Objective: Exactly reproduce all the records, keeping pictures out of the copy.

━━━━━━━━━━━━━━━━

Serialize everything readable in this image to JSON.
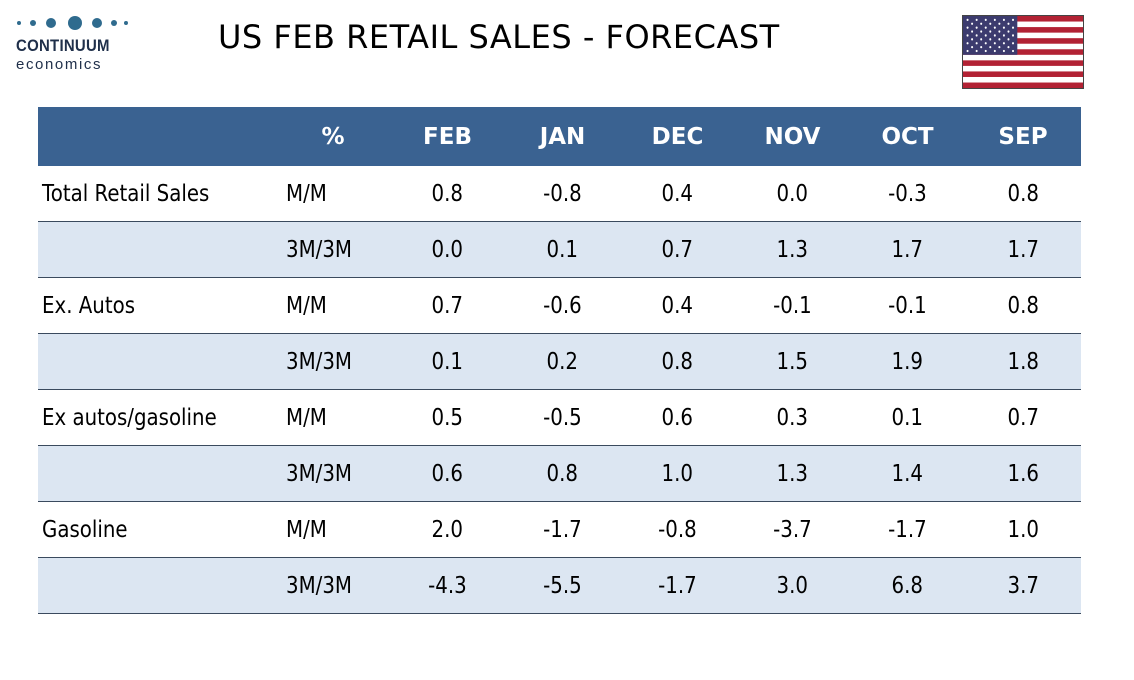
{
  "logo": {
    "main": "CONTINUUM",
    "sub": "economics"
  },
  "title": "US FEB RETAIL SALES - FORECAST",
  "flag_icon": "us-flag-icon",
  "colors": {
    "header_bg": "#3a6291",
    "alt_row_bg": "#dce6f2",
    "logo": "#2f6b8e"
  },
  "chart_data": {
    "type": "table",
    "title": "US FEB RETAIL SALES - FORECAST",
    "columns": [
      "",
      "%",
      "FEB",
      "JAN",
      "DEC",
      "NOV",
      "OCT",
      "SEP"
    ],
    "rows": [
      {
        "label": "Total Retail Sales",
        "unit": "M/M",
        "values": [
          "0.8",
          "-0.8",
          "0.4",
          "0.0",
          "-0.3",
          "0.8"
        ]
      },
      {
        "label": "",
        "unit": "3M/3M",
        "values": [
          "0.0",
          "0.1",
          "0.7",
          "1.3",
          "1.7",
          "1.7"
        ]
      },
      {
        "label": "Ex. Autos",
        "unit": "M/M",
        "values": [
          "0.7",
          "-0.6",
          "0.4",
          "-0.1",
          "-0.1",
          "0.8"
        ]
      },
      {
        "label": "",
        "unit": "3M/3M",
        "values": [
          "0.1",
          "0.2",
          "0.8",
          "1.5",
          "1.9",
          "1.8"
        ]
      },
      {
        "label": "Ex autos/gasoline",
        "unit": "M/M",
        "values": [
          "0.5",
          "-0.5",
          "0.6",
          "0.3",
          "0.1",
          "0.7"
        ]
      },
      {
        "label": "",
        "unit": "3M/3M",
        "values": [
          "0.6",
          "0.8",
          "1.0",
          "1.3",
          "1.4",
          "1.6"
        ]
      },
      {
        "label": "Gasoline",
        "unit": "M/M",
        "values": [
          "2.0",
          "-1.7",
          "-0.8",
          "-3.7",
          "-1.7",
          "1.0"
        ]
      },
      {
        "label": "",
        "unit": "3M/3M",
        "values": [
          "-4.3",
          "-5.5",
          "-1.7",
          "3.0",
          "6.8",
          "3.7"
        ]
      }
    ]
  }
}
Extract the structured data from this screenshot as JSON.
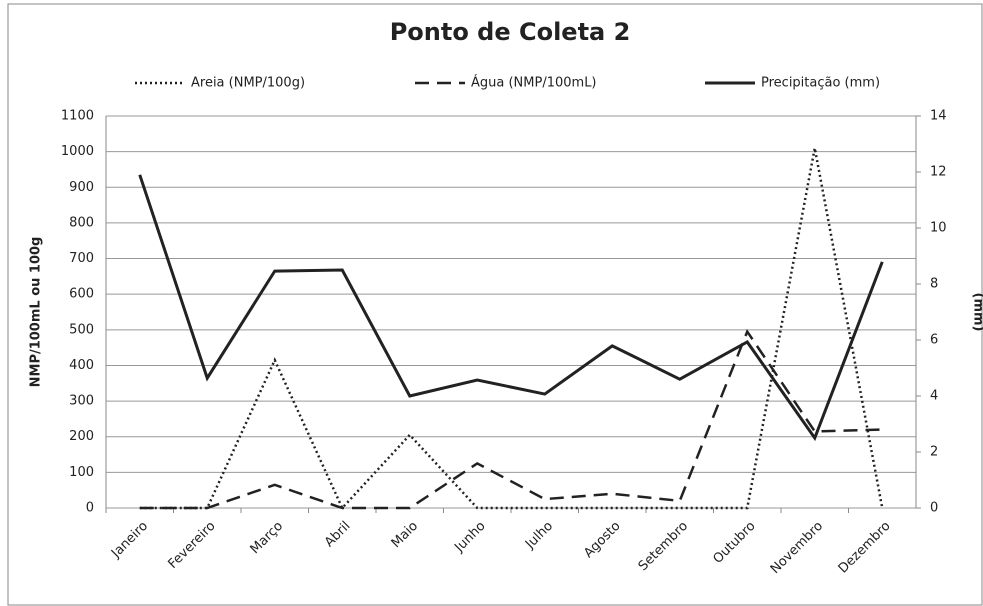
{
  "chart_data": {
    "type": "line",
    "title": "Ponto de Coleta 2",
    "ylabel": "NMP/100mL ou 100g",
    "y2label": "(mm)",
    "categories": [
      "Janeiro",
      "Fevereiro",
      "Março",
      "Abril",
      "Maio",
      "Junho",
      "Julho",
      "Agosto",
      "Setembro",
      "Outubro",
      "Novembro",
      "Dezembro"
    ],
    "series": [
      {
        "name": "Areia (NMP/100g)",
        "color": "#222222",
        "dash": "dotted",
        "values": [
          0,
          0,
          415,
          0,
          205,
          0,
          0,
          0,
          0,
          0,
          1010,
          0
        ]
      },
      {
        "name": "Água (NMP/100mL)",
        "color": "#222222",
        "dash": "dashed",
        "values": [
          0,
          0,
          65,
          0,
          0,
          125,
          25,
          40,
          20,
          495,
          215,
          220
        ]
      },
      {
        "name": "Precipitação (mm)",
        "color": "#222222",
        "dash": "solid",
        "axis": "y2",
        "values": [
          11.9,
          4.64,
          8.46,
          8.5,
          4.0,
          4.57,
          4.07,
          5.79,
          4.6,
          5.93,
          2.5,
          8.79
        ]
      }
    ],
    "ylim": [
      0,
      1100
    ],
    "yticks": [
      0,
      100,
      200,
      300,
      400,
      500,
      600,
      700,
      800,
      900,
      1000,
      1100
    ],
    "y2lim": [
      0,
      14
    ],
    "y2ticks": [
      0,
      2,
      4,
      6,
      8,
      10,
      12,
      14
    ],
    "grid": true,
    "legend": "top"
  }
}
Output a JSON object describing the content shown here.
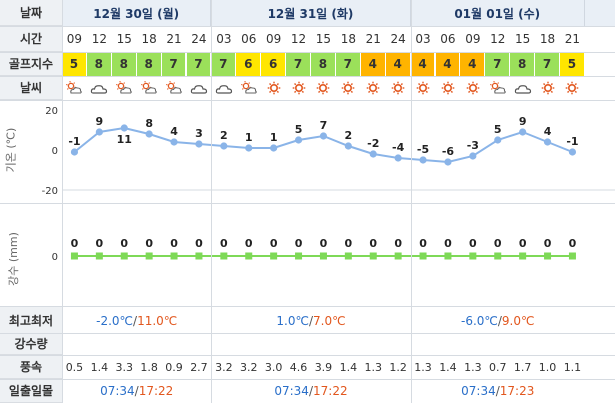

━━━━━━━━━━━━━━━━

Written response:
Serialize everything readable in this image to JSON.
{
  "logo": {
    "main": "CONTINUUM",
    "sub": "economics"
  },
  "title": "US FEB RETAIL SALES - FORECAST",
  "flag_icon": "us-flag-icon",
  "colors": {
    "header_bg": "#3a6291",
    "alt_row_bg": "#dce6f2",
    "logo": "#2f6b8e"
  },
  "chart_data": {
    "type": "table",
    "title": "US FEB RETAIL SALES - FORECAST",
    "columns": [
      "",
      "%",
      "FEB",
      "JAN",
      "DEC",
      "NOV",
      "OCT",
      "SEP"
    ],
    "rows": [
      {
        "label": "Total Retail Sales",
        "unit": "M/M",
        "values": [
          "0.8",
          "-0.8",
          "0.4",
          "0.0",
          "-0.3",
          "0.8"
        ]
      },
      {
        "label": "",
        "unit": "3M/3M",
        "values": [
          "0.0",
          "0.1",
          "0.7",
          "1.3",
          "1.7",
          "1.7"
        ]
      },
      {
        "label": "Ex. Autos",
        "unit": "M/M",
        "values": [
          "0.7",
          "-0.6",
          "0.4",
          "-0.1",
          "-0.1",
          "0.8"
        ]
      },
      {
        "label": "",
        "unit": "3M/3M",
        "values": [
          "0.1",
          "0.2",
          "0.8",
          "1.5",
          "1.9",
          "1.8"
        ]
      },
      {
        "label": "Ex autos/gasoline",
        "unit": "M/M",
        "values": [
          "0.5",
          "-0.5",
          "0.6",
          "0.3",
          "0.1",
          "0.7"
        ]
      },
      {
        "label": "",
        "unit": "3M/3M",
        "values": [
          "0.6",
          "0.8",
          "1.0",
          "1.3",
          "1.4",
          "1.6"
        ]
      },
      {
        "label": "Gasoline",
        "unit": "M/M",
        "values": [
          "2.0",
          "-1.7",
          "-0.8",
          "-3.7",
          "-1.7",
          "1.0"
        ]
      },
      {
        "label": "",
        "unit": "3M/3M",
        "values": [
          "-4.3",
          "-5.5",
          "-1.7",
          "3.0",
          "6.8",
          "3.7"
        ]
      }
    ]
  }
}
Extract the structured data from this screenshot as JSON.
{
  "chart_data": {
    "type": "line",
    "title": "Ponto de Coleta 2",
    "ylabel": "NMP/100mL ou 100g",
    "y2label": "(mm)",
    "categories": [
      "Janeiro",
      "Fevereiro",
      "Março",
      "Abril",
      "Maio",
      "Junho",
      "Julho",
      "Agosto",
      "Setembro",
      "Outubro",
      "Novembro",
      "Dezembro"
    ],
    "series": [
      {
        "name": "Areia (NMP/100g)",
        "color": "#222222",
        "dash": "dotted",
        "values": [
          0,
          0,
          415,
          0,
          205,
          0,
          0,
          0,
          0,
          0,
          1010,
          0
        ]
      },
      {
        "name": "Água (NMP/100mL)",
        "color": "#222222",
        "dash": "dashed",
        "values": [
          0,
          0,
          65,
          0,
          0,
          125,
          25,
          40,
          20,
          495,
          215,
          220
        ]
      },
      {
        "name": "Precipitação (mm)",
        "color": "#222222",
        "dash": "solid",
        "axis": "y2",
        "values": [
          11.9,
          4.64,
          8.46,
          8.5,
          4.0,
          4.57,
          4.07,
          5.79,
          4.6,
          5.93,
          2.5,
          8.79
        ]
      }
    ],
    "ylim": [
      0,
      1100
    ],
    "yticks": [
      0,
      100,
      200,
      300,
      400,
      500,
      600,
      700,
      800,
      900,
      1000,
      1100
    ],
    "y2lim": [
      0,
      14
    ],
    "y2ticks": [
      0,
      2,
      4,
      6,
      8,
      10,
      12,
      14
    ],
    "grid": true,
    "legend": "top"
  }
}
Output a JSON object describing the content shown here.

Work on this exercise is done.